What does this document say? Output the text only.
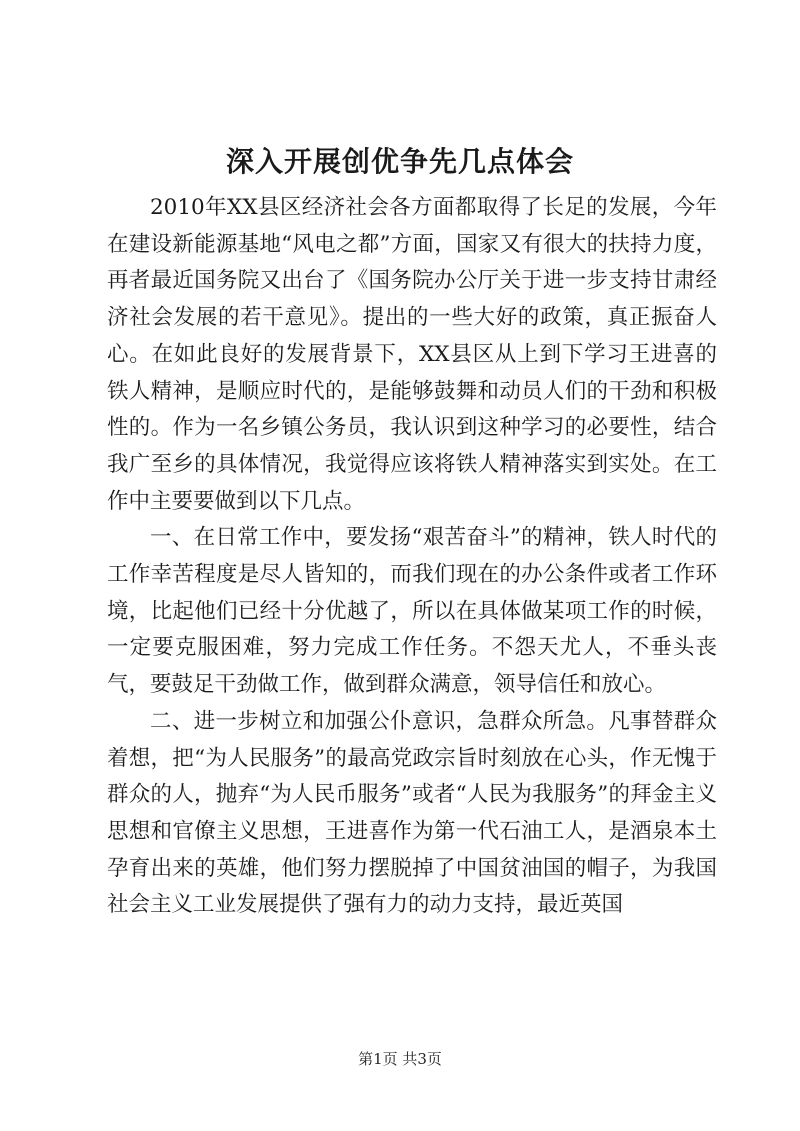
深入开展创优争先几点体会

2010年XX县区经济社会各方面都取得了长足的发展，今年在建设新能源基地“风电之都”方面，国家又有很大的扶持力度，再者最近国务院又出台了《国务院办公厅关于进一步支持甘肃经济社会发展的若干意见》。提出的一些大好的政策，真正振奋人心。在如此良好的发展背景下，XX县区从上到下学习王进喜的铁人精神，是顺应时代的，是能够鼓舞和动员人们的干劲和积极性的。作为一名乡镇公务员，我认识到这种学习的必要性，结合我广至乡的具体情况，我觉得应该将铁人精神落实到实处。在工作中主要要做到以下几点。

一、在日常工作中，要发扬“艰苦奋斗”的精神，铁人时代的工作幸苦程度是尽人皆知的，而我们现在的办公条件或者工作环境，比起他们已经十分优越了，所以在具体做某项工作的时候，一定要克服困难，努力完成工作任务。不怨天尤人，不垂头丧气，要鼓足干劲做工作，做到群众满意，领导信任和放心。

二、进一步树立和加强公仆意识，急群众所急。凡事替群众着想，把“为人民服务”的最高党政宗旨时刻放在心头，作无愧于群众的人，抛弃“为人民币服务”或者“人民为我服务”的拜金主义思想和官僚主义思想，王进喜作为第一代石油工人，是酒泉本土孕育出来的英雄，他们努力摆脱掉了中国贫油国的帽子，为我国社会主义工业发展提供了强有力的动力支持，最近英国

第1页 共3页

---

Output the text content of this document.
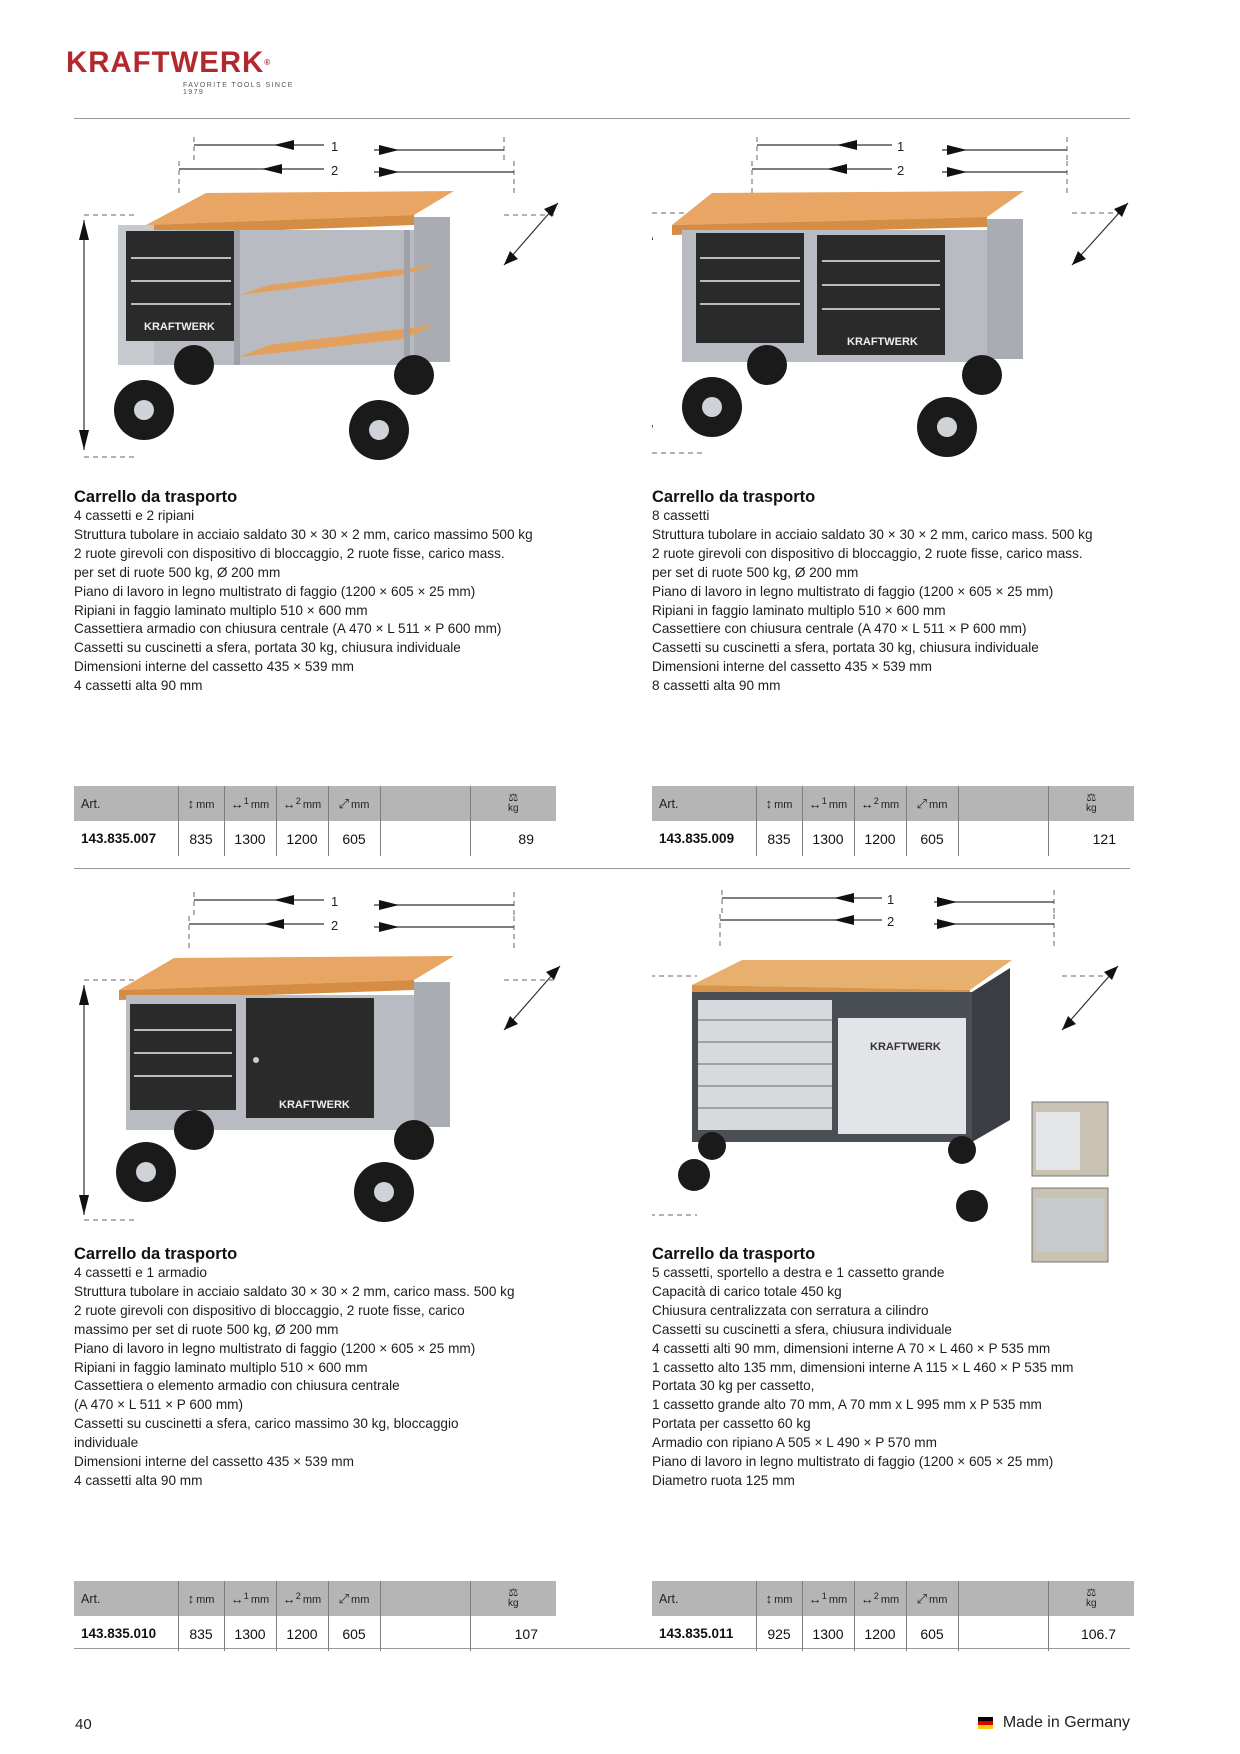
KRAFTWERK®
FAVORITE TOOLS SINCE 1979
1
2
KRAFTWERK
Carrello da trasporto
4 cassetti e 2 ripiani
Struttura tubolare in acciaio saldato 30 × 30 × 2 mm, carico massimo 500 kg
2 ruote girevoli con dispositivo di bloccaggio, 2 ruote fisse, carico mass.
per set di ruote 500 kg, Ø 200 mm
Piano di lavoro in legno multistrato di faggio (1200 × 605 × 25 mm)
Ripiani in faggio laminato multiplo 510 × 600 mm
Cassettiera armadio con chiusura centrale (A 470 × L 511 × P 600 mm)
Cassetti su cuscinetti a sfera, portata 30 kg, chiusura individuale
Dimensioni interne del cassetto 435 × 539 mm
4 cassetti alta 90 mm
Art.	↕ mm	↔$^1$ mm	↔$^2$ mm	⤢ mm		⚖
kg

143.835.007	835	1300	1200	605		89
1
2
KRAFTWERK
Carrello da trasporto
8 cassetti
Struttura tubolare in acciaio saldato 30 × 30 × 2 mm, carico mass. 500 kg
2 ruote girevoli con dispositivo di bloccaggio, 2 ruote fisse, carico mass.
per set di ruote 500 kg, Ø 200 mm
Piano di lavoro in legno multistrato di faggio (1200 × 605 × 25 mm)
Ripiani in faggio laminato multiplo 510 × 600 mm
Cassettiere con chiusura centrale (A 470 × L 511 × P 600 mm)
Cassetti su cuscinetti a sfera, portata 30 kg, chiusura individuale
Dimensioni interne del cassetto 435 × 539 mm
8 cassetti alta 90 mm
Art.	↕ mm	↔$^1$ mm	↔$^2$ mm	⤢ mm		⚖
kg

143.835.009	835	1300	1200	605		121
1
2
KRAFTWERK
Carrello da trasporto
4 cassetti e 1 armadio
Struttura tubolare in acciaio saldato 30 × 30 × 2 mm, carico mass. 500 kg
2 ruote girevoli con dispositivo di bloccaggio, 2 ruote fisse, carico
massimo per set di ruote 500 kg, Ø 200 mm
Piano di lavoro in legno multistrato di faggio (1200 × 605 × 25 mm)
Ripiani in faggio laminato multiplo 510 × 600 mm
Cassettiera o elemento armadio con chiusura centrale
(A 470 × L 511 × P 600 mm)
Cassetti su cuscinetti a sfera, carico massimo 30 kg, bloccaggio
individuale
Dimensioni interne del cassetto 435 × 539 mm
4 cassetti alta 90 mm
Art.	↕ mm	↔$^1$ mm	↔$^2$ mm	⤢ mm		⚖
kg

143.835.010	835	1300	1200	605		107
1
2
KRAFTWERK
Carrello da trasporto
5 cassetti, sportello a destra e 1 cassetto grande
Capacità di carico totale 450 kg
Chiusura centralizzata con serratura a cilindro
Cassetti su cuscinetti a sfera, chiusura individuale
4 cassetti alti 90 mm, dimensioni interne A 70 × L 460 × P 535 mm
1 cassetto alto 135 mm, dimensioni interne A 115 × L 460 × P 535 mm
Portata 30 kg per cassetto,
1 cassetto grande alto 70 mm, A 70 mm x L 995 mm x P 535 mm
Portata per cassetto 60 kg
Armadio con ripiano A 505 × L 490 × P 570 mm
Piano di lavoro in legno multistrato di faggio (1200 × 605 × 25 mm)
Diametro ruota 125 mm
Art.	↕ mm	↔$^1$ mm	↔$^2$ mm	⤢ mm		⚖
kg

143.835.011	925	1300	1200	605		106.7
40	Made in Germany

**Request**: Show the lines of the material that contain the word "text".

**Task answer**:
What does this document say? Output the text only.
Output the text content of this document.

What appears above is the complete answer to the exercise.